• _Material for this exercise_:

## Start

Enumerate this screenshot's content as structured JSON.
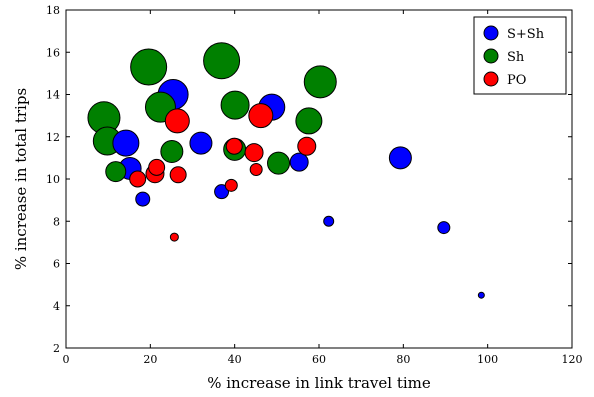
{
  "chart_data": {
    "type": "scatter",
    "xlabel": "% increase in link travel time",
    "ylabel": "% increase in total trips",
    "xlim": [
      0,
      120
    ],
    "ylim": [
      2,
      18
    ],
    "xticks": [
      0,
      20,
      40,
      60,
      80,
      100,
      120
    ],
    "yticks": [
      2,
      4,
      6,
      8,
      10,
      12,
      14,
      16,
      18
    ],
    "grid": false,
    "legend_position": "top-right",
    "series": [
      {
        "name": "S+Sh",
        "color": "#0000ff",
        "points": [
          {
            "x": 14.2,
            "y": 11.7,
            "size": 13
          },
          {
            "x": 15.2,
            "y": 10.5,
            "size": 11
          },
          {
            "x": 25.4,
            "y": 14.0,
            "size": 15
          },
          {
            "x": 32.0,
            "y": 11.7,
            "size": 11
          },
          {
            "x": 48.8,
            "y": 13.4,
            "size": 13
          },
          {
            "x": 79.3,
            "y": 11.0,
            "size": 11
          },
          {
            "x": 18.2,
            "y": 9.05,
            "size": 7
          },
          {
            "x": 36.9,
            "y": 9.4,
            "size": 7
          },
          {
            "x": 55.3,
            "y": 10.8,
            "size": 9
          },
          {
            "x": 62.3,
            "y": 8.0,
            "size": 5
          },
          {
            "x": 89.6,
            "y": 7.7,
            "size": 6
          },
          {
            "x": 98.5,
            "y": 4.5,
            "size": 3
          }
        ]
      },
      {
        "name": "Sh",
        "color": "#008000",
        "points": [
          {
            "x": 9.0,
            "y": 12.9,
            "size": 16
          },
          {
            "x": 9.8,
            "y": 11.8,
            "size": 14
          },
          {
            "x": 11.8,
            "y": 10.35,
            "size": 10
          },
          {
            "x": 19.6,
            "y": 15.3,
            "size": 18
          },
          {
            "x": 22.4,
            "y": 13.4,
            "size": 15
          },
          {
            "x": 25.1,
            "y": 11.3,
            "size": 11
          },
          {
            "x": 36.9,
            "y": 15.6,
            "size": 18
          },
          {
            "x": 40.1,
            "y": 13.5,
            "size": 14
          },
          {
            "x": 40.0,
            "y": 11.4,
            "size": 11
          },
          {
            "x": 50.4,
            "y": 10.75,
            "size": 11
          },
          {
            "x": 57.6,
            "y": 12.75,
            "size": 13
          },
          {
            "x": 60.3,
            "y": 14.6,
            "size": 16
          }
        ]
      },
      {
        "name": "PO",
        "color": "#ff0000",
        "points": [
          {
            "x": 17.0,
            "y": 10.0,
            "size": 8
          },
          {
            "x": 21.1,
            "y": 10.25,
            "size": 9
          },
          {
            "x": 21.5,
            "y": 10.55,
            "size": 8
          },
          {
            "x": 26.4,
            "y": 12.75,
            "size": 12
          },
          {
            "x": 26.6,
            "y": 10.2,
            "size": 8
          },
          {
            "x": 25.7,
            "y": 7.25,
            "size": 4
          },
          {
            "x": 39.2,
            "y": 9.7,
            "size": 6
          },
          {
            "x": 39.9,
            "y": 11.55,
            "size": 8
          },
          {
            "x": 44.6,
            "y": 11.25,
            "size": 9
          },
          {
            "x": 46.2,
            "y": 13.0,
            "size": 12
          },
          {
            "x": 45.1,
            "y": 10.45,
            "size": 6
          },
          {
            "x": 57.1,
            "y": 11.55,
            "size": 9
          }
        ]
      }
    ]
  }
}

## End

• _The task_: Transcribe the records word for word and include no pictures.

• _The answer_:
Enumerate this screenshot's content as structured JSON.
{
  "chart_data": {
    "type": "scatter",
    "xlabel": "% increase in link travel time",
    "ylabel": "% increase in total trips",
    "xlim": [
      0,
      120
    ],
    "ylim": [
      2,
      18
    ],
    "xticks": [
      0,
      20,
      40,
      60,
      80,
      100,
      120
    ],
    "yticks": [
      2,
      4,
      6,
      8,
      10,
      12,
      14,
      16,
      18
    ],
    "grid": false,
    "legend_position": "top-right",
    "series": [
      {
        "name": "S+Sh",
        "color": "#0000ff",
        "points": [
          {
            "x": 14.2,
            "y": 11.7,
            "size": 13
          },
          {
            "x": 15.2,
            "y": 10.5,
            "size": 11
          },
          {
            "x": 25.4,
            "y": 14.0,
            "size": 15
          },
          {
            "x": 32.0,
            "y": 11.7,
            "size": 11
          },
          {
            "x": 48.8,
            "y": 13.4,
            "size": 13
          },
          {
            "x": 79.3,
            "y": 11.0,
            "size": 11
          },
          {
            "x": 18.2,
            "y": 9.05,
            "size": 7
          },
          {
            "x": 36.9,
            "y": 9.4,
            "size": 7
          },
          {
            "x": 55.3,
            "y": 10.8,
            "size": 9
          },
          {
            "x": 62.3,
            "y": 8.0,
            "size": 5
          },
          {
            "x": 89.6,
            "y": 7.7,
            "size": 6
          },
          {
            "x": 98.5,
            "y": 4.5,
            "size": 3
          }
        ]
      },
      {
        "name": "Sh",
        "color": "#008000",
        "points": [
          {
            "x": 9.0,
            "y": 12.9,
            "size": 16
          },
          {
            "x": 9.8,
            "y": 11.8,
            "size": 14
          },
          {
            "x": 11.8,
            "y": 10.35,
            "size": 10
          },
          {
            "x": 19.6,
            "y": 15.3,
            "size": 18
          },
          {
            "x": 22.4,
            "y": 13.4,
            "size": 15
          },
          {
            "x": 25.1,
            "y": 11.3,
            "size": 11
          },
          {
            "x": 36.9,
            "y": 15.6,
            "size": 18
          },
          {
            "x": 40.1,
            "y": 13.5,
            "size": 14
          },
          {
            "x": 40.0,
            "y": 11.4,
            "size": 11
          },
          {
            "x": 50.4,
            "y": 10.75,
            "size": 11
          },
          {
            "x": 57.6,
            "y": 12.75,
            "size": 13
          },
          {
            "x": 60.3,
            "y": 14.6,
            "size": 16
          }
        ]
      },
      {
        "name": "PO",
        "color": "#ff0000",
        "points": [
          {
            "x": 17.0,
            "y": 10.0,
            "size": 8
          },
          {
            "x": 21.1,
            "y": 10.25,
            "size": 9
          },
          {
            "x": 21.5,
            "y": 10.55,
            "size": 8
          },
          {
            "x": 26.4,
            "y": 12.75,
            "size": 12
          },
          {
            "x": 26.6,
            "y": 10.2,
            "size": 8
          },
          {
            "x": 25.7,
            "y": 7.25,
            "size": 4
          },
          {
            "x": 39.2,
            "y": 9.7,
            "size": 6
          },
          {
            "x": 39.9,
            "y": 11.55,
            "size": 8
          },
          {
            "x": 44.6,
            "y": 11.25,
            "size": 9
          },
          {
            "x": 46.2,
            "y": 13.0,
            "size": 12
          },
          {
            "x": 45.1,
            "y": 10.45,
            "size": 6
          },
          {
            "x": 57.1,
            "y": 11.55,
            "size": 9
          }
        ]
      }
    ]
  }
}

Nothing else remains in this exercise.